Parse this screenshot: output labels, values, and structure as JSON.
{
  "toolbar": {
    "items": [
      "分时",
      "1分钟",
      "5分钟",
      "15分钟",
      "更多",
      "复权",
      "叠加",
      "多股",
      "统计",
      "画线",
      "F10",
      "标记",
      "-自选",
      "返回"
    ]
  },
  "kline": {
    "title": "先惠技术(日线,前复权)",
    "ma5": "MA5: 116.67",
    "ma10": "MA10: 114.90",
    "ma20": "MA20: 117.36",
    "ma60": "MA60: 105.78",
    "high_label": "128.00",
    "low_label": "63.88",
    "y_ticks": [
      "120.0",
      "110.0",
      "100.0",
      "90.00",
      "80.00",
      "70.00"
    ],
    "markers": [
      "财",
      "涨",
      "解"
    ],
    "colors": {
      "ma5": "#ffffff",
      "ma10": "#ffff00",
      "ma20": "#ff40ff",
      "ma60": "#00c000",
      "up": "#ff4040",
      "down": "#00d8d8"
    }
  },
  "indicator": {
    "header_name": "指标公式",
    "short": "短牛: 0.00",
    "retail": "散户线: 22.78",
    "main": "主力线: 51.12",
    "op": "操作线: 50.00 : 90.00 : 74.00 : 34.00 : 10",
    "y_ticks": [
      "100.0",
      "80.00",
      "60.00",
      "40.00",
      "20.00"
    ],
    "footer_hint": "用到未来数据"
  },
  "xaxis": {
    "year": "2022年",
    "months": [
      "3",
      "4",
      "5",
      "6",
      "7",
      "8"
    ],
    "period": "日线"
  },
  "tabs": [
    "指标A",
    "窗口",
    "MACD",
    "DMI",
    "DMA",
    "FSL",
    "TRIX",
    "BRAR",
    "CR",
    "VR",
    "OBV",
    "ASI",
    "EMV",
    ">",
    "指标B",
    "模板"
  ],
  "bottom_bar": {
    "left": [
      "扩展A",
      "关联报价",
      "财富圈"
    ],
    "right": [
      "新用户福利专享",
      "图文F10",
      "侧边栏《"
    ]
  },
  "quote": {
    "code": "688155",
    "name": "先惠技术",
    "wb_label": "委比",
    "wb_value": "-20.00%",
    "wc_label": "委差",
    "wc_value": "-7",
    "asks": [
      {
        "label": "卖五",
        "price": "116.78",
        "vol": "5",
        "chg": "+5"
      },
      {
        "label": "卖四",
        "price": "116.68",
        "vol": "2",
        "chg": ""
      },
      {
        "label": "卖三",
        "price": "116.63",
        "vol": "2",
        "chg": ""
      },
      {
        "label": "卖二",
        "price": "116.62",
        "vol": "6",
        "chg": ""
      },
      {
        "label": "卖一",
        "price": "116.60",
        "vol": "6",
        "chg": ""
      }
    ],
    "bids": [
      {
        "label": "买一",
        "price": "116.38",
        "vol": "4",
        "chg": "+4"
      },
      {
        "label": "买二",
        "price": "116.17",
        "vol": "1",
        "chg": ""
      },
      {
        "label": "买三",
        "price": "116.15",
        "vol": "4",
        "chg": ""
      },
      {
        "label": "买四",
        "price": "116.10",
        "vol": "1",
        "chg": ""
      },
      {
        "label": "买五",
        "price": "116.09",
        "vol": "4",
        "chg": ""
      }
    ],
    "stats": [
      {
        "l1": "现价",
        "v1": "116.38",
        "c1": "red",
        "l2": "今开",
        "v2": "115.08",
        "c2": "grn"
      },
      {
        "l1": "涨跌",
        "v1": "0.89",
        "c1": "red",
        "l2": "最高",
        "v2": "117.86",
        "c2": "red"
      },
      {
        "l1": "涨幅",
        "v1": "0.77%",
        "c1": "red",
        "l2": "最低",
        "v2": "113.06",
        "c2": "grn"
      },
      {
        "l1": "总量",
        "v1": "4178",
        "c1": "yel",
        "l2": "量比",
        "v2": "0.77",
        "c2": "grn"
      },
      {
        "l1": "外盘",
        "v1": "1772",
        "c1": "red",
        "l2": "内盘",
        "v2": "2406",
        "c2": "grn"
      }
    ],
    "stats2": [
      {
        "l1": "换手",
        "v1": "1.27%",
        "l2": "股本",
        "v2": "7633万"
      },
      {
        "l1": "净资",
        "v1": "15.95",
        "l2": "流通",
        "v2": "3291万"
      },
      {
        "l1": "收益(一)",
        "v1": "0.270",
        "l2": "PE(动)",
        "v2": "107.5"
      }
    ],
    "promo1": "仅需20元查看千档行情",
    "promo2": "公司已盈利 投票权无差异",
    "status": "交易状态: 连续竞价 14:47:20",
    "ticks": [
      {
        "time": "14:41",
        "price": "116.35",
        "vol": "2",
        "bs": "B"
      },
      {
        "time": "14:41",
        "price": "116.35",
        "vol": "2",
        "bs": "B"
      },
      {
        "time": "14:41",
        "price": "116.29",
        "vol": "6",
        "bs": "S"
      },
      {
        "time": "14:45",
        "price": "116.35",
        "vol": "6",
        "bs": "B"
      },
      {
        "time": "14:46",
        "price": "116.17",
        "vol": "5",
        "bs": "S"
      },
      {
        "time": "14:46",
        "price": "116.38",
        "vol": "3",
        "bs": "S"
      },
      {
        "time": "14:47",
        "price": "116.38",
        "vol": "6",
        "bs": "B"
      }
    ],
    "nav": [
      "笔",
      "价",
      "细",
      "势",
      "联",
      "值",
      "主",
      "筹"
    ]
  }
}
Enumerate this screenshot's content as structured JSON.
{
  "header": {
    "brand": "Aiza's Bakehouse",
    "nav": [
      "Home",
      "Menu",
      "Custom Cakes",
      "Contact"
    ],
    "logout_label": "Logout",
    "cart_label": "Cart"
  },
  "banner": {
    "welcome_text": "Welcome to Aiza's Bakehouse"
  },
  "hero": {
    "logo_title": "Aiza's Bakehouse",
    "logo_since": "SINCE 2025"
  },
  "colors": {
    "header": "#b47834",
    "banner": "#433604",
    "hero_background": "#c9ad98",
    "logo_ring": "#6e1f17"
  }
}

● ● ● ●

**REQUIREMENT:**
Output an exact copy of each record.

**RESULT:**
Parse this screenshot: output labels, values, and structure as JSON.
{
  "toolbar": {
    "items": [
      "分时",
      "1分钟",
      "5分钟",
      "15分钟",
      "更多",
      "复权",
      "叠加",
      "多股",
      "统计",
      "画线",
      "F10",
      "标记",
      "-自选",
      "返回"
    ]
  },
  "kline": {
    "title": "先惠技术(日线,前复权)",
    "ma5": "MA5: 116.67",
    "ma10": "MA10: 114.90",
    "ma20": "MA20: 117.36",
    "ma60": "MA60: 105.78",
    "high_label": "128.00",
    "low_label": "63.88",
    "y_ticks": [
      "120.0",
      "110.0",
      "100.0",
      "90.00",
      "80.00",
      "70.00"
    ],
    "markers": [
      "财",
      "涨",
      "解"
    ],
    "colors": {
      "ma5": "#ffffff",
      "ma10": "#ffff00",
      "ma20": "#ff40ff",
      "ma60": "#00c000",
      "up": "#ff4040",
      "down": "#00d8d8"
    }
  },
  "indicator": {
    "header_name": "指标公式",
    "short": "短牛: 0.00",
    "retail": "散户线: 22.78",
    "main": "主力线: 51.12",
    "op": "操作线: 50.00 : 90.00 : 74.00 : 34.00 : 10",
    "y_ticks": [
      "100.0",
      "80.00",
      "60.00",
      "40.00",
      "20.00"
    ],
    "footer_hint": "用到未来数据"
  },
  "xaxis": {
    "year": "2022年",
    "months": [
      "3",
      "4",
      "5",
      "6",
      "7",
      "8"
    ],
    "period": "日线"
  },
  "tabs": [
    "指标A",
    "窗口",
    "MACD",
    "DMI",
    "DMA",
    "FSL",
    "TRIX",
    "BRAR",
    "CR",
    "VR",
    "OBV",
    "ASI",
    "EMV",
    ">",
    "指标B",
    "模板"
  ],
  "bottom_bar": {
    "left": [
      "扩展A",
      "关联报价",
      "财富圈"
    ],
    "right": [
      "新用户福利专享",
      "图文F10",
      "侧边栏《"
    ]
  },
  "quote": {
    "code": "688155",
    "name": "先惠技术",
    "wb_label": "委比",
    "wb_value": "-20.00%",
    "wc_label": "委差",
    "wc_value": "-7",
    "asks": [
      {
        "label": "卖五",
        "price": "116.78",
        "vol": "5",
        "chg": "+5"
      },
      {
        "label": "卖四",
        "price": "116.68",
        "vol": "2",
        "chg": ""
      },
      {
        "label": "卖三",
        "price": "116.63",
        "vol": "2",
        "chg": ""
      },
      {
        "label": "卖二",
        "price": "116.62",
        "vol": "6",
        "chg": ""
      },
      {
        "label": "卖一",
        "price": "116.60",
        "vol": "6",
        "chg": ""
      }
    ],
    "bids": [
      {
        "label": "买一",
        "price": "116.38",
        "vol": "4",
        "chg": "+4"
      },
      {
        "label": "买二",
        "price": "116.17",
        "vol": "1",
        "chg": ""
      },
      {
        "label": "买三",
        "price": "116.15",
        "vol": "4",
        "chg": ""
      },
      {
        "label": "买四",
        "price": "116.10",
        "vol": "1",
        "chg": ""
      },
      {
        "label": "买五",
        "price": "116.09",
        "vol": "4",
        "chg": ""
      }
    ],
    "stats": [
      {
        "l1": "现价",
        "v1": "116.38",
        "c1": "red",
        "l2": "今开",
        "v2": "115.08",
        "c2": "grn"
      },
      {
        "l1": "涨跌",
        "v1": "0.89",
        "c1": "red",
        "l2": "最高",
        "v2": "117.86",
        "c2": "red"
      },
      {
        "l1": "涨幅",
        "v1": "0.77%",
        "c1": "red",
        "l2": "最低",
        "v2": "113.06",
        "c2": "grn"
      },
      {
        "l1": "总量",
        "v1": "4178",
        "c1": "yel",
        "l2": "量比",
        "v2": "0.77",
        "c2": "grn"
      },
      {
        "l1": "外盘",
        "v1": "1772",
        "c1": "red",
        "l2": "内盘",
        "v2": "2406",
        "c2": "grn"
      }
    ],
    "stats2": [
      {
        "l1": "换手",
        "v1": "1.27%",
        "l2": "股本",
        "v2": "7633万"
      },
      {
        "l1": "净资",
        "v1": "15.95",
        "l2": "流通",
        "v2": "3291万"
      },
      {
        "l1": "收益(一)",
        "v1": "0.270",
        "l2": "PE(动)",
        "v2": "107.5"
      }
    ],
    "promo1": "仅需20元查看千档行情",
    "promo2": "公司已盈利 投票权无差异",
    "status": "交易状态: 连续竞价 14:47:20",
    "ticks": [
      {
        "time": "14:41",
        "price": "116.35",
        "vol": "2",
        "bs": "B"
      },
      {
        "time": "14:41",
        "price": "116.35",
        "vol": "2",
        "bs": "B"
      },
      {
        "time": "14:41",
        "price": "116.29",
        "vol": "6",
        "bs": "S"
      },
      {
        "time": "14:45",
        "price": "116.35",
        "vol": "6",
        "bs": "B"
      },
      {
        "time": "14:46",
        "price": "116.17",
        "vol": "5",
        "bs": "S"
      },
      {
        "time": "14:46",
        "price": "116.38",
        "vol": "3",
        "bs": "S"
      },
      {
        "time": "14:47",
        "price": "116.38",
        "vol": "6",
        "bs": "B"
      }
    ],
    "nav": [
      "笔",
      "价",
      "细",
      "势",
      "联",
      "值",
      "主",
      "筹"
    ]
  }
}
Enumerate this screenshot's content as structured JSON.
{
  "header": {
    "brand": "Aiza's Bakehouse",
    "nav": [
      "Home",
      "Menu",
      "Custom Cakes",
      "Contact"
    ],
    "logout_label": "Logout",
    "cart_label": "Cart"
  },
  "banner": {
    "welcome_text": "Welcome to Aiza's Bakehouse"
  },
  "hero": {
    "logo_title": "Aiza's Bakehouse",
    "logo_since": "SINCE 2025"
  },
  "colors": {
    "header": "#b47834",
    "banner": "#433604",
    "hero_background": "#c9ad98",
    "logo_ring": "#6e1f17"
  }
}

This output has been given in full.